= Provided information =
++++++++

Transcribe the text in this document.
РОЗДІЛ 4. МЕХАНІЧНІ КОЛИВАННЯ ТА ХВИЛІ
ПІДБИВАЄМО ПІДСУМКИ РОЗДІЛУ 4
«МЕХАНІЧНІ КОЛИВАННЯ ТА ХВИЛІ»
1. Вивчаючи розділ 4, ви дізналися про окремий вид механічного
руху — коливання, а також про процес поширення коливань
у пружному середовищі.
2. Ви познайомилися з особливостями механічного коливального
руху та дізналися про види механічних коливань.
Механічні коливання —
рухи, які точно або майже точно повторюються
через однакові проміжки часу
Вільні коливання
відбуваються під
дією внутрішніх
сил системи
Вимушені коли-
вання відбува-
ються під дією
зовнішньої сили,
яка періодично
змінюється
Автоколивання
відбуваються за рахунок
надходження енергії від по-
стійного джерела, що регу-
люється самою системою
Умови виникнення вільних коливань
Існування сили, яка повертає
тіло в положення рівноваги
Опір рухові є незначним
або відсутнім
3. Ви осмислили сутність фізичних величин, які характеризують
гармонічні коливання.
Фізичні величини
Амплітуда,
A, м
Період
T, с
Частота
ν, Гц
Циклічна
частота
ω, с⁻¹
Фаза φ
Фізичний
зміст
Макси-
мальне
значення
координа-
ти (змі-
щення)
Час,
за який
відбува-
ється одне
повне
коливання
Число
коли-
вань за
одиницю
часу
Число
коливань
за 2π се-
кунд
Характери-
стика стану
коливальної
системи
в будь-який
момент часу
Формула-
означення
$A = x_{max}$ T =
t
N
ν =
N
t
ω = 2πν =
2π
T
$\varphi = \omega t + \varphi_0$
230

++++++++

= Stated exercise =
Pick out each line containing the string "механічного" and copy it.

= Result below =
1. Вивчаючи розділ 4, ви дізналися про окремий вид механічного
2. Ви познайомилися з особливостями механічного коливального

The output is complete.